■ YOUR TASK ■
Select and reproduce each line of the listing below that bears the string "jämfört".
#### ENTRIES PROVIDED
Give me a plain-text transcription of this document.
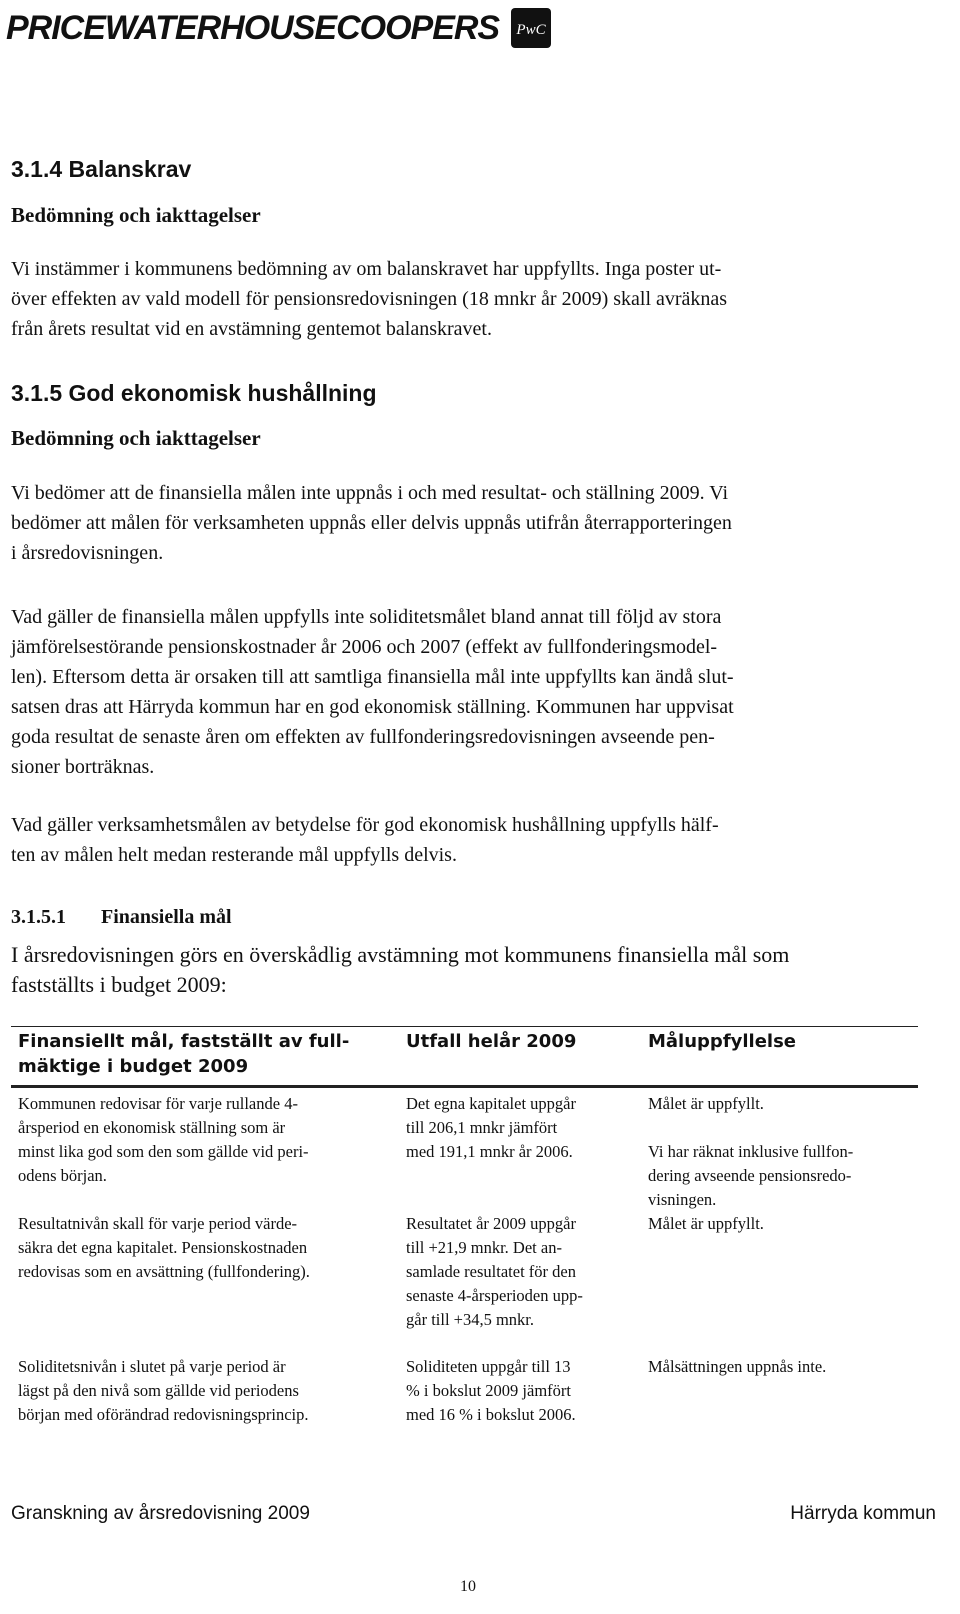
PRICEWATERHOUSECOOPERS PwC
3.1.4 Balanskrav
Bedömning och iakttagelser

Vi instämmer i kommunens bedömning av om balanskravet har uppfyllts. Inga poster ut-
över effekten av vald modell för pensionsredovisningen (18 mnkr år 2009) skall avräknas
från årets resultat vid en avstämning gentemot balanskravet.

3.1.5 God ekonomisk hushållning
Bedömning och iakttagelser

Vi bedömer att de finansiella målen inte uppnås i och med resultat- och ställning 2009. Vi
bedömer att målen för verksamheten uppnås eller delvis uppnås utifrån återrapporteringen
i årsredovisningen.

Vad gäller de finansiella målen uppfylls inte soliditetsmålet bland annat till följd av stora
jämförelsestörande pensionskostnader år 2006 och 2007 (effekt av fullfonderingsmodel-
len). Eftersom detta är orsaken till att samtliga finansiella mål inte uppfyllts kan ändå slut-
satsen dras att Härryda kommun har en god ekonomisk ställning. Kommunen har uppvisat
goda resultat de senaste åren om effekten av fullfonderingsredovisningen avseende pen-
sioner borträknas.

Vad gäller verksamhetsmålen av betydelse för god ekonomisk hushållning uppfylls hälf-
ten av målen helt medan resterande mål uppfylls delvis.

3.1.5.1 Finansiella mål

I årsredovisningen görs en överskådlig avstämning mot kommunens finansiella mål som
fastställts i budget 2009:

Finansiellt mål, fastställt av full-
mäktige i budget 2009
Utfall helår 2009	Måluppfyllelse
Kommunen redovisar för varje rullande 4-
årsperiod en ekonomisk ställning som är
minst lika god som den som gällde vid peri-
odens början.
Det egna kapitalet uppgår
till 206,1 mnkr jämfört
med 191,1 mnkr år 2006.
Målet är uppfyllt.
Vi har räknat inklusive fullfon-
dering avseende pensionsredo-
visningen.
Resultatnivån skall för varje period värde-
säkra det egna kapitalet. Pensionskostnaden
redovisas som en avsättning (fullfondering).
Resultatet år 2009 uppgår
till +21,9 mnkr. Det an-
samlade resultatet för den
senaste 4-årsperioden upp-
går till +34,5 mnkr.
Målet är uppfyllt.
Soliditetsnivån i slutet på varje period är
lägst på den nivå som gällde vid periodens
början med oförändrad redovisningsprincip.
Soliditeten uppgår till 13
% i bokslut 2009 jämfört
med 16 % i bokslut 2006.
Målsättningen uppnås inte.
Granskning av årsredovisning 2009	Härryda kommun
10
########
■ ANSWER TO THIS PROBLEM ■
till 206,1 mnkr jämfört
% i bokslut 2009 jämfört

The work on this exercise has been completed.